• Source data:
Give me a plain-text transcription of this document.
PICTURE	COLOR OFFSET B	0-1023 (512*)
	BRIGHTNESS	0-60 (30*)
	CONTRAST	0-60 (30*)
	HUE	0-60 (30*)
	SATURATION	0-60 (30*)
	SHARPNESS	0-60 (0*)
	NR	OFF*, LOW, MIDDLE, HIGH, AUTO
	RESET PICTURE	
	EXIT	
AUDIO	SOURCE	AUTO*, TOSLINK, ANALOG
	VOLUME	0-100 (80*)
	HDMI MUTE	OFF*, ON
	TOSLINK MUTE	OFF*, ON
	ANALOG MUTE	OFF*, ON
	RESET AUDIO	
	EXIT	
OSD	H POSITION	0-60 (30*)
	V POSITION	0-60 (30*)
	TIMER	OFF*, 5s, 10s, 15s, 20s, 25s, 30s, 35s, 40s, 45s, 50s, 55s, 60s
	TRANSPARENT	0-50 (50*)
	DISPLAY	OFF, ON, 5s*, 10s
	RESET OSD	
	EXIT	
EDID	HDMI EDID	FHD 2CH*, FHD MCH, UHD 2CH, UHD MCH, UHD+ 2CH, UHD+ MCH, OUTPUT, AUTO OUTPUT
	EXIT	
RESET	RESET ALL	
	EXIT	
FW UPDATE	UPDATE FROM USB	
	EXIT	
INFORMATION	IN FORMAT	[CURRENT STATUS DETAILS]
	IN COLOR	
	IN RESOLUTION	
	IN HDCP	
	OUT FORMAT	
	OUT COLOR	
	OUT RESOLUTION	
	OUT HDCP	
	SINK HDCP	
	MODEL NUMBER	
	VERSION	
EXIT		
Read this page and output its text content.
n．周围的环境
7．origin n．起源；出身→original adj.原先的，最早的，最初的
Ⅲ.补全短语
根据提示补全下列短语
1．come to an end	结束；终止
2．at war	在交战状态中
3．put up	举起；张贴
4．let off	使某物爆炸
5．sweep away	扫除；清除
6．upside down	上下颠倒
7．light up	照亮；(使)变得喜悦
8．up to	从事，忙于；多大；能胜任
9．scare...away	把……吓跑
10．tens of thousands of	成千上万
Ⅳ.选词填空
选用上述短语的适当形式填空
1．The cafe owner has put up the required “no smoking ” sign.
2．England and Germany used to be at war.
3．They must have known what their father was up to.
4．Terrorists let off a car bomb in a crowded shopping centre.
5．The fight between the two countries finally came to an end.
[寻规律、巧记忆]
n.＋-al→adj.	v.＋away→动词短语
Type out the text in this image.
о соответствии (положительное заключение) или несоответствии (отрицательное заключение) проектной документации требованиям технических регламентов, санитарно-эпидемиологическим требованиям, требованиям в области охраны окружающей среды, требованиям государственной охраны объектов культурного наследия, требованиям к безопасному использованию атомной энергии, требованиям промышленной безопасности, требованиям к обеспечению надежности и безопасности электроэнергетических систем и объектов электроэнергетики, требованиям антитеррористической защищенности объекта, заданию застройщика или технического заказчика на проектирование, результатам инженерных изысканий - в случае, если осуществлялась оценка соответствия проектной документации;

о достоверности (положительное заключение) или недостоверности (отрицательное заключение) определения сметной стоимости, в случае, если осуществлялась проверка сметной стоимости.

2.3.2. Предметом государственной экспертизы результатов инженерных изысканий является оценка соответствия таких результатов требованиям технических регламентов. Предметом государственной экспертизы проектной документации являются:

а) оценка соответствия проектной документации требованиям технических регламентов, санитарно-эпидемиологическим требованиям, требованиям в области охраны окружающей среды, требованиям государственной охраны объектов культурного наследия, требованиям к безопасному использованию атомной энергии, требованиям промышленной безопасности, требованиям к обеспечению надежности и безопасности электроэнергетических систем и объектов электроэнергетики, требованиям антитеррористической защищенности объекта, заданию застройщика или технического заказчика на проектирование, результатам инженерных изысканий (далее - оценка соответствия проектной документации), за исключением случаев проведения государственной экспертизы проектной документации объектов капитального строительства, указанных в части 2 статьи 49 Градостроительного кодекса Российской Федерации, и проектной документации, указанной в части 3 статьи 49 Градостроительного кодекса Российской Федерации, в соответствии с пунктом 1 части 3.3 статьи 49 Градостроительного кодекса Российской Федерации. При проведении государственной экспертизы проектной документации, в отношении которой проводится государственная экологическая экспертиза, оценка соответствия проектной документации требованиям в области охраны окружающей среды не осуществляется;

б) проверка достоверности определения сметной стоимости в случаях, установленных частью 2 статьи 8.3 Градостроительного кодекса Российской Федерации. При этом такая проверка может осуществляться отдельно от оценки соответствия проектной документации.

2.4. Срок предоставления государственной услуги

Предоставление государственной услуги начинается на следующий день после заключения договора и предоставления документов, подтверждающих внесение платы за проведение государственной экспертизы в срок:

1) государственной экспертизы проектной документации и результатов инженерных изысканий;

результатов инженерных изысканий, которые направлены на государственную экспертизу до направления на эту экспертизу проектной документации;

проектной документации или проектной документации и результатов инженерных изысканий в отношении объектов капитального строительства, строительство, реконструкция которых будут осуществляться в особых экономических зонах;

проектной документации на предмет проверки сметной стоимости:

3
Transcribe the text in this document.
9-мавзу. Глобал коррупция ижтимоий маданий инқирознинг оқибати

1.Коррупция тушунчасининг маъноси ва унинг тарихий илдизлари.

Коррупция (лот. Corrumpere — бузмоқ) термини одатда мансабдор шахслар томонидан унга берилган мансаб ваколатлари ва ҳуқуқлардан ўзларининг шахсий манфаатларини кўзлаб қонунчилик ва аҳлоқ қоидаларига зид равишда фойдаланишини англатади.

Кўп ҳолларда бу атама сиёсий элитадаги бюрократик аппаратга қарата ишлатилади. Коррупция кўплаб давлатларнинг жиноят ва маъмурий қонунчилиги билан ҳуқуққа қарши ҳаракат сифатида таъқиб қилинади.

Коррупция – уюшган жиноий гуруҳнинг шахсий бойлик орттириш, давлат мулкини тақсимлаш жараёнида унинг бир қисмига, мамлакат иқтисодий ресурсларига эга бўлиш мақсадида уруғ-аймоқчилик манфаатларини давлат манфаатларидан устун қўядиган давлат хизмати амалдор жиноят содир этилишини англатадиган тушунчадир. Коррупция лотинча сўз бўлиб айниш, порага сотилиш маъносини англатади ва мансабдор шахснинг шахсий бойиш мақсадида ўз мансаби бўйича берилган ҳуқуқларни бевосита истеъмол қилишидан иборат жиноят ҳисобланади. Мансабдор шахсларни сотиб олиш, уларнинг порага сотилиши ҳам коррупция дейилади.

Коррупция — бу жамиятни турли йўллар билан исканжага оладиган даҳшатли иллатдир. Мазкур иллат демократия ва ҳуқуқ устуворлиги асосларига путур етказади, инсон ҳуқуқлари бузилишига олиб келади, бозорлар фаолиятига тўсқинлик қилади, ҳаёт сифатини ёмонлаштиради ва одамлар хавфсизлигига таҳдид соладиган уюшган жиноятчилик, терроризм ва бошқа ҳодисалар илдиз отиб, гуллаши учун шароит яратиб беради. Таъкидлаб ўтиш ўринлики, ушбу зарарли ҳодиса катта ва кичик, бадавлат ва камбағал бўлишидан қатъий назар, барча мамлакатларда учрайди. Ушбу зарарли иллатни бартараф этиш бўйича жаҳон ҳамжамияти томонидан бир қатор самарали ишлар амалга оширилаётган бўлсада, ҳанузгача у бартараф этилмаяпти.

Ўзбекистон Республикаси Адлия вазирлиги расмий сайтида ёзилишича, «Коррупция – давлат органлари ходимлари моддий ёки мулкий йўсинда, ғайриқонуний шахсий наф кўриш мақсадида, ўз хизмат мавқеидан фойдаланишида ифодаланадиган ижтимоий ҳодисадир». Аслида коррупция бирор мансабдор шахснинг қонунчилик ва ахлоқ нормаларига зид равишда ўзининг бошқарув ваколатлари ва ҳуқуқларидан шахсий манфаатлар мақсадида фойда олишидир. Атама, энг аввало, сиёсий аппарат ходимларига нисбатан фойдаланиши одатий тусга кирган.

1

• Work required: Pick out each line containing "document" and report it.

• Task solution:
Give me a plain-text transcription of this document.
Transcribe the text in this document.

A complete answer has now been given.